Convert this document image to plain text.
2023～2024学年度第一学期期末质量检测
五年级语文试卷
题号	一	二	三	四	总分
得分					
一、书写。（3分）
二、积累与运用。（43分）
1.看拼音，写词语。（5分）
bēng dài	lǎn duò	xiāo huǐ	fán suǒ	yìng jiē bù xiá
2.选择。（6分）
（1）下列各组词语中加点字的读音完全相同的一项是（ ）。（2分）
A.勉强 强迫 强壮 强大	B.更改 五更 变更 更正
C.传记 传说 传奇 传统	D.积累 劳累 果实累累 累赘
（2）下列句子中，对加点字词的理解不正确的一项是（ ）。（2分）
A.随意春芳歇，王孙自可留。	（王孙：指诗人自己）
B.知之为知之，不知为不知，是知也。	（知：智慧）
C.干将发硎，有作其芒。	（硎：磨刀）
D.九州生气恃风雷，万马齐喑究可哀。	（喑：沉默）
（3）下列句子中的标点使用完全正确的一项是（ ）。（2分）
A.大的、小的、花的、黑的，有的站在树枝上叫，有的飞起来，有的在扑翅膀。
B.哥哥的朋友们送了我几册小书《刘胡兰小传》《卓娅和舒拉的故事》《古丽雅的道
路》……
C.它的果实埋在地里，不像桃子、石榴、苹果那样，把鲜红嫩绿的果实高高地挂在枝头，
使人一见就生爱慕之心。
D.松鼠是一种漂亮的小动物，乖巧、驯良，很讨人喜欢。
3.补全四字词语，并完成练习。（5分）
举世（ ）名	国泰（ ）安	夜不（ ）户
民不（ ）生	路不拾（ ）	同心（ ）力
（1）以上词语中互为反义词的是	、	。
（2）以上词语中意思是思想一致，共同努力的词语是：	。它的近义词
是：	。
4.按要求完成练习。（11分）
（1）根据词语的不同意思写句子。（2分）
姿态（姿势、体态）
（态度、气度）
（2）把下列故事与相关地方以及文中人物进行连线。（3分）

——————

Written task = Output the complete data exactly as written.

Written solution =
Convert this document image to plain text.
2023～2024学年度第一学期期末质量检测
五年级语文试卷
题号	一	二	三	四	总分
得分					
一、书写。（3分）
二、积累与运用。（43分）
1.看拼音，写词语。（5分）
bēng dài	lǎn duò	xiāo huǐ	fán suǒ	yìng jiē bù xiá
2.选择。（6分）
（1）下列各组词语中加点字的读音完全相同的一项是（ ）。（2分）
A.勉强 强迫 强壮 强大	B.更改 五更 变更 更正
C.传记 传说 传奇 传统	D.积累 劳累 果实累累 累赘
（2）下列句子中，对加点字词的理解不正确的一项是（ ）。（2分）
A.随意春芳歇，王孙自可留。	（王孙：指诗人自己）
B.知之为知之，不知为不知，是知也。	（知：智慧）
C.干将发硎，有作其芒。	（硎：磨刀）
D.九州生气恃风雷，万马齐喑究可哀。	（喑：沉默）
（3）下列句子中的标点使用完全正确的一项是（ ）。（2分）
A.大的、小的、花的、黑的，有的站在树枝上叫，有的飞起来，有的在扑翅膀。
B.哥哥的朋友们送了我几册小书《刘胡兰小传》《卓娅和舒拉的故事》《古丽雅的道
路》……
C.它的果实埋在地里，不像桃子、石榴、苹果那样，把鲜红嫩绿的果实高高地挂在枝头，
使人一见就生爱慕之心。
D.松鼠是一种漂亮的小动物，乖巧、驯良，很讨人喜欢。
3.补全四字词语，并完成练习。（5分）
举世（ ）名	国泰（ ）安	夜不（ ）户
民不（ ）生	路不拾（ ）	同心（ ）力
（1）以上词语中互为反义词的是	、	。
（2）以上词语中意思是思想一致，共同努力的词语是：	。它的近义词
是：	。
4.按要求完成练习。（11分）
（1）根据词语的不同意思写句子。（2分）
姿态（姿势、体态）
（态度、气度）
（2）把下列故事与相关地方以及文中人物进行连线。（3分）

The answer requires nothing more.